■ **WRITTEN REQUEST**: Go through the listing and set it down exactly, leaving out its pictures.
=== DATASET ENTRIES ===
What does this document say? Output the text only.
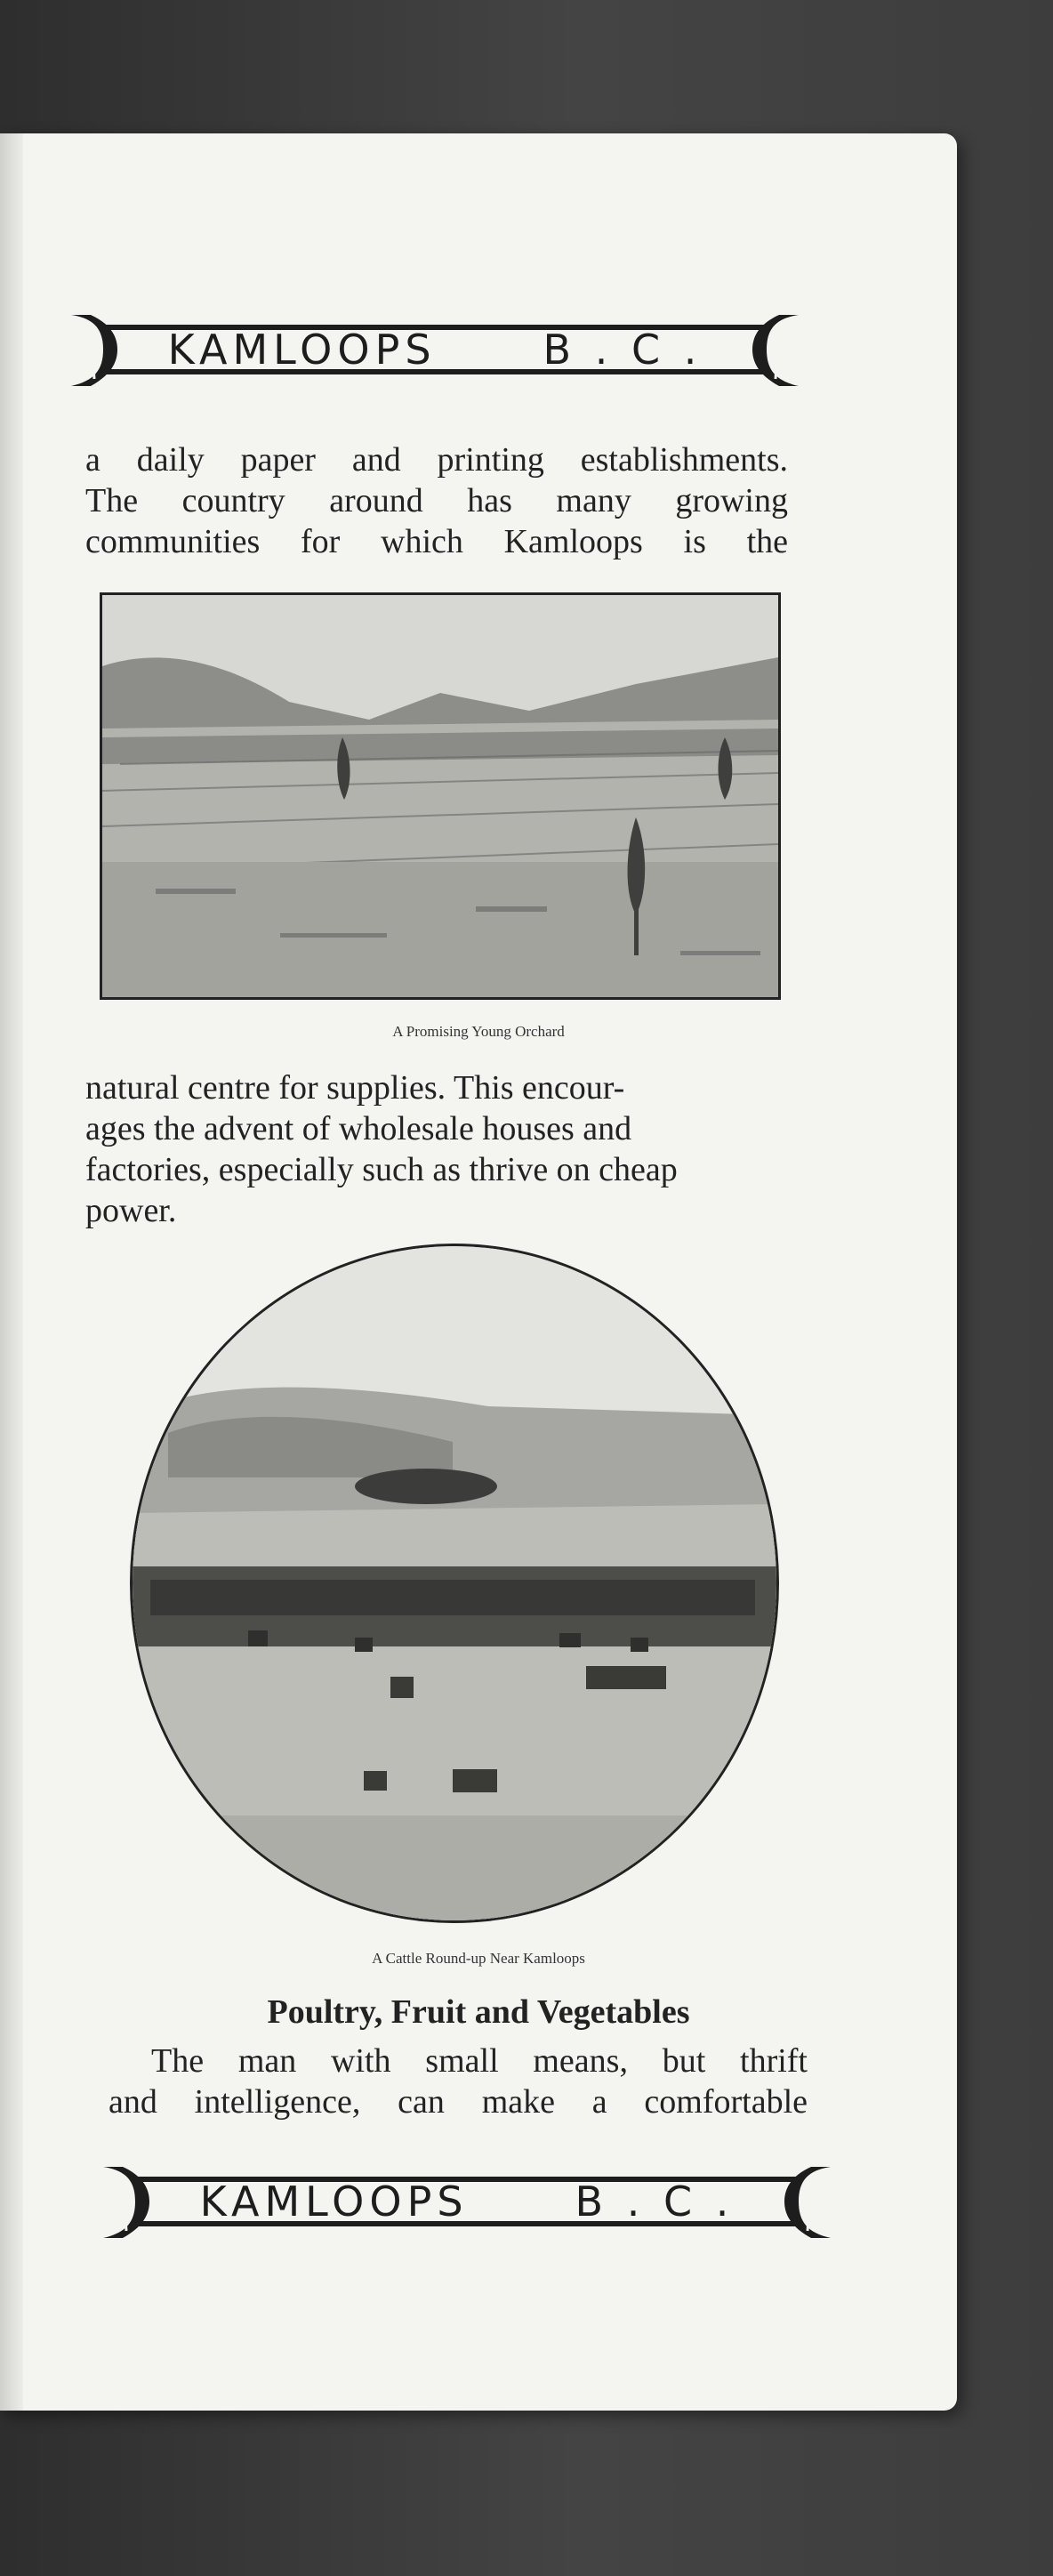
KAMLOOPS	B . C .
a daily paper and printing establishments.
The country around has many growing
communities for which Kamloops is the
A Promising Young Orchard
natural centre for supplies. This encour-
ages the advent of wholesale houses and
factories, especially such as thrive on cheap
power.
A Cattle Round-up Near Kamloops
Poultry, Fruit and Vegetables
The man with small means, but thrift
and intelligence, can make a comfortable
KAMLOOPS	B . C .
===
■ **PROBLEM SOLUTION**:
What does this document say? Output the text only.
KAMLOOPS	B . C .
a daily paper and printing establishments.
The country around has many growing
communities for which Kamloops is the
A Promising Young Orchard
natural centre for supplies. This encour-
ages the advent of wholesale houses and
factories, especially such as thrive on cheap
power.
A Cattle Round-up Near Kamloops
Poultry, Fruit and Vegetables
The man with small means, but thrift
and intelligence, can make a comfortable
KAMLOOPS	B . C .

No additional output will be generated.